### [EXERCISE PROMPT]
The records below are to be copied exactly, with every picture left out.

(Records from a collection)
'''
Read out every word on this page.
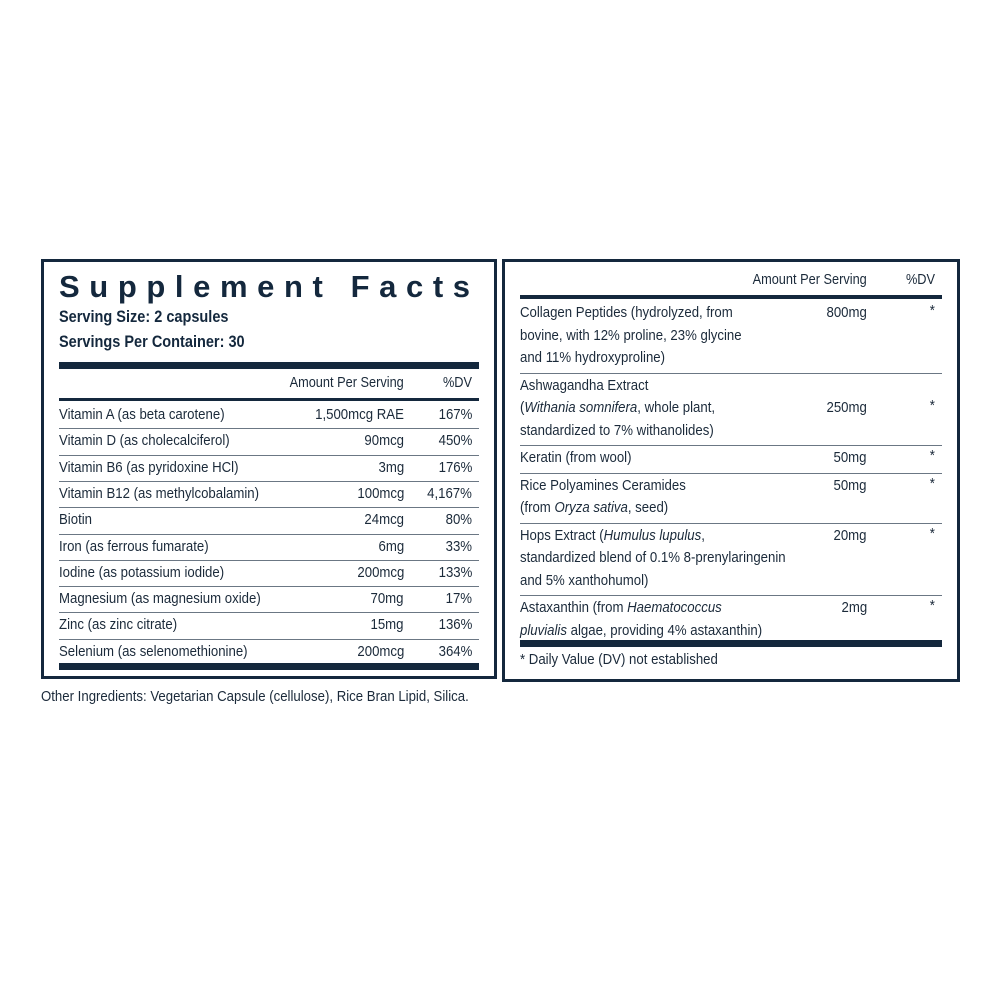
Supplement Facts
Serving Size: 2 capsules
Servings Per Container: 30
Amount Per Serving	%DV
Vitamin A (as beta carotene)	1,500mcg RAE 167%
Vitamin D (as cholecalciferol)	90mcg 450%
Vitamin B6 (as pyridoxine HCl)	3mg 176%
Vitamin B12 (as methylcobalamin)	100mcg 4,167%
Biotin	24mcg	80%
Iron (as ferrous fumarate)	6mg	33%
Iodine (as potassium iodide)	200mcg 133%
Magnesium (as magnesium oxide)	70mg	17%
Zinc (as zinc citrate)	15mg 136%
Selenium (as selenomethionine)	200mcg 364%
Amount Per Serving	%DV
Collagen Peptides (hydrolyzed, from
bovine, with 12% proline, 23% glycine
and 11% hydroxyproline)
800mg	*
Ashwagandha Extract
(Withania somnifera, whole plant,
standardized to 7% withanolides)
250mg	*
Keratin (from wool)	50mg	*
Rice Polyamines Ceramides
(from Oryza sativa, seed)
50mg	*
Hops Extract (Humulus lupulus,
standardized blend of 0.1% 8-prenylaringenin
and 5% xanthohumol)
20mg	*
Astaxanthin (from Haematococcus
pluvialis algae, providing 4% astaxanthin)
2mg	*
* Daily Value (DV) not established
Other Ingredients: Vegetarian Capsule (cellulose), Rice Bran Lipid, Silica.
'''
### [EXERCISE OUTPUT]
Read out every word on this page.
Supplement Facts
Serving Size: 2 capsules
Servings Per Container: 30
Amount Per Serving	%DV
Vitamin A (as beta carotene)	1,500mcg RAE 167%
Vitamin D (as cholecalciferol)	90mcg 450%
Vitamin B6 (as pyridoxine HCl)	3mg 176%
Vitamin B12 (as methylcobalamin)	100mcg 4,167%
Biotin	24mcg	80%
Iron (as ferrous fumarate)	6mg	33%
Iodine (as potassium iodide)	200mcg 133%
Magnesium (as magnesium oxide)	70mg	17%
Zinc (as zinc citrate)	15mg 136%
Selenium (as selenomethionine)	200mcg 364%
Amount Per Serving	%DV
Collagen Peptides (hydrolyzed, from
bovine, with 12% proline, 23% glycine
and 11% hydroxyproline)
800mg	*
Ashwagandha Extract
(Withania somnifera, whole plant,
standardized to 7% withanolides)
250mg	*
Keratin (from wool)	50mg	*
Rice Polyamines Ceramides
(from Oryza sativa, seed)
50mg	*
Hops Extract (Humulus lupulus,
standardized blend of 0.1% 8-prenylaringenin
and 5% xanthohumol)
20mg	*
Astaxanthin (from Haematococcus
pluvialis algae, providing 4% astaxanthin)
2mg	*
* Daily Value (DV) not established
Other Ingredients: Vegetarian Capsule (cellulose), Rice Bran Lipid, Silica.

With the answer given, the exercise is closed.